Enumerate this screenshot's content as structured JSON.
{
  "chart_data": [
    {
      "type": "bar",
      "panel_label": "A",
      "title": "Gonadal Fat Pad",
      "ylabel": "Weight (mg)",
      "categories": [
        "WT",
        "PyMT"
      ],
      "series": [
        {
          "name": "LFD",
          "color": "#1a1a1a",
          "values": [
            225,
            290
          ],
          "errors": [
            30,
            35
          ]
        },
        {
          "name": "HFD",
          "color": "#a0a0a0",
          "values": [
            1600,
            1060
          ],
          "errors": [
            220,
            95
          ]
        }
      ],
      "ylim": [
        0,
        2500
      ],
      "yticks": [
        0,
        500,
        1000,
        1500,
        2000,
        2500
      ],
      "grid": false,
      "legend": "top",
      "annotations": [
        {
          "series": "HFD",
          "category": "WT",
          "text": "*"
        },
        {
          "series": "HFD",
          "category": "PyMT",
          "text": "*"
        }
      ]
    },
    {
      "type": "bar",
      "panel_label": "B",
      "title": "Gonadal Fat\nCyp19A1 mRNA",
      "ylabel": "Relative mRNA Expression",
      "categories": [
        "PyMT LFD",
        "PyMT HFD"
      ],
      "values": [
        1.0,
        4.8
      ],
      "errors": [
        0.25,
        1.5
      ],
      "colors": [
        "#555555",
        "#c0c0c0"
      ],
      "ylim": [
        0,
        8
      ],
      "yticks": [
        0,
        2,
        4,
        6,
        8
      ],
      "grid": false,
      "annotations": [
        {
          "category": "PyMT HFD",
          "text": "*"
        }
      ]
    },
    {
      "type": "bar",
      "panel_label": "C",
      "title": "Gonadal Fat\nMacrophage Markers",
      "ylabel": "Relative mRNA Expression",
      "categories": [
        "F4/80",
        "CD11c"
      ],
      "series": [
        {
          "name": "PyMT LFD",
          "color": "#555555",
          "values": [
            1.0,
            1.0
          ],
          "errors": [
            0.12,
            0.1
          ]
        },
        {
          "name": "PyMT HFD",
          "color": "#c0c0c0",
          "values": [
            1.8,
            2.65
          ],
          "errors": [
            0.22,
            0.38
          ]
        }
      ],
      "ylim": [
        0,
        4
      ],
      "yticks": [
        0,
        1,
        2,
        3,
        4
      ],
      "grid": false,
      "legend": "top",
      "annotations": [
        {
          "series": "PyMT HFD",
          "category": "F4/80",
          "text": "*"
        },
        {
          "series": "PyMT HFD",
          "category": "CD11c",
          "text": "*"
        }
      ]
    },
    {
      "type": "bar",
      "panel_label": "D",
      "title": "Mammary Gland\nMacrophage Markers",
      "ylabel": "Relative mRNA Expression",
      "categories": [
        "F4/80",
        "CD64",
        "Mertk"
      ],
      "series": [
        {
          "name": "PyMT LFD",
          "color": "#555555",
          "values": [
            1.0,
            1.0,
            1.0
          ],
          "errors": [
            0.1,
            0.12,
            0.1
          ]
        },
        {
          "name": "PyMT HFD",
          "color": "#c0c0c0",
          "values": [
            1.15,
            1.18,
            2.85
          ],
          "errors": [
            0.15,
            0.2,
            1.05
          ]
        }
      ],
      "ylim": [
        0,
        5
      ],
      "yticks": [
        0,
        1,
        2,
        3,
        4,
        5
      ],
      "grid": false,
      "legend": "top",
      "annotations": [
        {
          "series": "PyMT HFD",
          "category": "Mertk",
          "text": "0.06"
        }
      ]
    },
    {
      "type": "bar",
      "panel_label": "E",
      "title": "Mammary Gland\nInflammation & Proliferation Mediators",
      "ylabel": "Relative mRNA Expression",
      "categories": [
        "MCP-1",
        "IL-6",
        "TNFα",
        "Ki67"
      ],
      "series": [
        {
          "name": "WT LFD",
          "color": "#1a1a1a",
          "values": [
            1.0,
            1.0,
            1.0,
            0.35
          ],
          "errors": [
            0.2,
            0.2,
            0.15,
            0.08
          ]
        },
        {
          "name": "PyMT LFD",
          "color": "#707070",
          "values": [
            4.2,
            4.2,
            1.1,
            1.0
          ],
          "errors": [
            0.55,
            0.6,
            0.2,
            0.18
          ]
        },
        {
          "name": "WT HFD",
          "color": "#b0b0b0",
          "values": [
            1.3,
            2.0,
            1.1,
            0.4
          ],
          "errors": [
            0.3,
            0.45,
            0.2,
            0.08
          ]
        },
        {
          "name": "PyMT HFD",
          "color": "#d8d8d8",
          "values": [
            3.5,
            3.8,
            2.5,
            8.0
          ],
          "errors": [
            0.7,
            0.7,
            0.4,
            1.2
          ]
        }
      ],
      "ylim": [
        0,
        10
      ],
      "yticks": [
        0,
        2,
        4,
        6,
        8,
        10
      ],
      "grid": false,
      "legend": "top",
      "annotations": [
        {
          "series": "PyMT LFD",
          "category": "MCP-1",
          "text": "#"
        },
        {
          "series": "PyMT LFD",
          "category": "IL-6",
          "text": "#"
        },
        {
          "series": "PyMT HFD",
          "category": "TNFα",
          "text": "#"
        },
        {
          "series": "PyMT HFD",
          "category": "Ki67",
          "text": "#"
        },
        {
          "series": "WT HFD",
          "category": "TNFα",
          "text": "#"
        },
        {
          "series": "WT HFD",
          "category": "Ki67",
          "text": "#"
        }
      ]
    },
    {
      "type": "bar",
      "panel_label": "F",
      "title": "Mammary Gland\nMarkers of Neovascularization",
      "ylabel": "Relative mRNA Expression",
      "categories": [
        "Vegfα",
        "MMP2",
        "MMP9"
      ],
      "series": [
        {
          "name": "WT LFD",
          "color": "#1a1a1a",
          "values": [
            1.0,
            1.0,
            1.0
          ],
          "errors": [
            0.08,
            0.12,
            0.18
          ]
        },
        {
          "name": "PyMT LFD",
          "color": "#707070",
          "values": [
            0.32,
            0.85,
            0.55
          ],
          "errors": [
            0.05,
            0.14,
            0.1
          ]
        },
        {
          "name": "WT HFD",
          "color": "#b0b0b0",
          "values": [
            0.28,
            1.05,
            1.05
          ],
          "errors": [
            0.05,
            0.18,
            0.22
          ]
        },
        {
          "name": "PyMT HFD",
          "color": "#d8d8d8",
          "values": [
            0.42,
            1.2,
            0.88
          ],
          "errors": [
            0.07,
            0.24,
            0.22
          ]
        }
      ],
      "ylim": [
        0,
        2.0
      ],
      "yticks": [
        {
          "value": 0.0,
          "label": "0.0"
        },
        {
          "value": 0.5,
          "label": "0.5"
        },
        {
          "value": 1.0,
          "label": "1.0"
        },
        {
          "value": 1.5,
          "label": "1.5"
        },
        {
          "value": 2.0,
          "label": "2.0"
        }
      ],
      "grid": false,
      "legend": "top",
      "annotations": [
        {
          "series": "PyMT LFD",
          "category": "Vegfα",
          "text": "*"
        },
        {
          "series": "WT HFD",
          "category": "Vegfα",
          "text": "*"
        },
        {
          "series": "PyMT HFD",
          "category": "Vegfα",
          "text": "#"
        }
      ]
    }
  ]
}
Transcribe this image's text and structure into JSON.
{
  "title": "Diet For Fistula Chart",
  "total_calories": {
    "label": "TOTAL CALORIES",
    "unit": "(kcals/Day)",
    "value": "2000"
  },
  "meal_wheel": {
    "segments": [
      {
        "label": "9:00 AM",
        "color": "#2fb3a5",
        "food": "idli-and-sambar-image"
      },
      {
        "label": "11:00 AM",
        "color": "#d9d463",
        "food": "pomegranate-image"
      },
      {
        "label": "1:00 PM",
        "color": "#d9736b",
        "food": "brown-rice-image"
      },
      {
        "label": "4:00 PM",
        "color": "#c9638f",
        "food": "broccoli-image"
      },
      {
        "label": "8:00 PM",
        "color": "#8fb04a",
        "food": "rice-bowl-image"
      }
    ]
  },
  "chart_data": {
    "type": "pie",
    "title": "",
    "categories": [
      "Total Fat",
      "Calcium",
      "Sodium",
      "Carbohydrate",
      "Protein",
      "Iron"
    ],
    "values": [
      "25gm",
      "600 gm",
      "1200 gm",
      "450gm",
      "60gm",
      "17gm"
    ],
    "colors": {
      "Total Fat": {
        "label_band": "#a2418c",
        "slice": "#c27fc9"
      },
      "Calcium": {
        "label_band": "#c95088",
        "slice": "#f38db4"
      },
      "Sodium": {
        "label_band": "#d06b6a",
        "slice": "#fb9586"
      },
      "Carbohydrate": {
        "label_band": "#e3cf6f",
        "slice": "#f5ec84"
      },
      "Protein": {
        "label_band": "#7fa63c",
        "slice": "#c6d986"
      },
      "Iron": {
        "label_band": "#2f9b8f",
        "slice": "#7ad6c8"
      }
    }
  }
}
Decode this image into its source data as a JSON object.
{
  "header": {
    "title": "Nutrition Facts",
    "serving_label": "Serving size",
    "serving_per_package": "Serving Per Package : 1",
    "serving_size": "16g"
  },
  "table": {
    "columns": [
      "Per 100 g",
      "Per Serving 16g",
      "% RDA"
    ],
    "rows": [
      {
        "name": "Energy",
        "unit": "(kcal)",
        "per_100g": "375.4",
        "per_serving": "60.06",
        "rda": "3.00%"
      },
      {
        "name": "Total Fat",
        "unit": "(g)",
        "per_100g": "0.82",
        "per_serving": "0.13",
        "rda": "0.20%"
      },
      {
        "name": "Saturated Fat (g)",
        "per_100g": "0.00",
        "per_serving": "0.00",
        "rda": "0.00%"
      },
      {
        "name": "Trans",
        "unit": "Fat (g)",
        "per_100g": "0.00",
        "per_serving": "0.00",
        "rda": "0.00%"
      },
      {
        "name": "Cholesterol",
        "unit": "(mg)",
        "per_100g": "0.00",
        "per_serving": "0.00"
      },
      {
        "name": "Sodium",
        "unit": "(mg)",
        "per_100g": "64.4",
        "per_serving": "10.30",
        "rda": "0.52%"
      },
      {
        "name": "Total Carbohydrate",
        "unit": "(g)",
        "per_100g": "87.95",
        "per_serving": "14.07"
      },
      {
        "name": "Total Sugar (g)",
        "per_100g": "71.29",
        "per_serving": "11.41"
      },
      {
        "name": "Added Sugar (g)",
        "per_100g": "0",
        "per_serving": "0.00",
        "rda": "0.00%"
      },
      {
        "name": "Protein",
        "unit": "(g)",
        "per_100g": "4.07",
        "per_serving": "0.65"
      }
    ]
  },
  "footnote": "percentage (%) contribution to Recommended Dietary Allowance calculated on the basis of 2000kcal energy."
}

# WHAT TO PRODUCE
Go through the records above, find each line with the string "Sugar", and copy it.

# TASK OUTPUT
        "name": "Total Sugar (g)",
        "name": "Added Sugar (g)",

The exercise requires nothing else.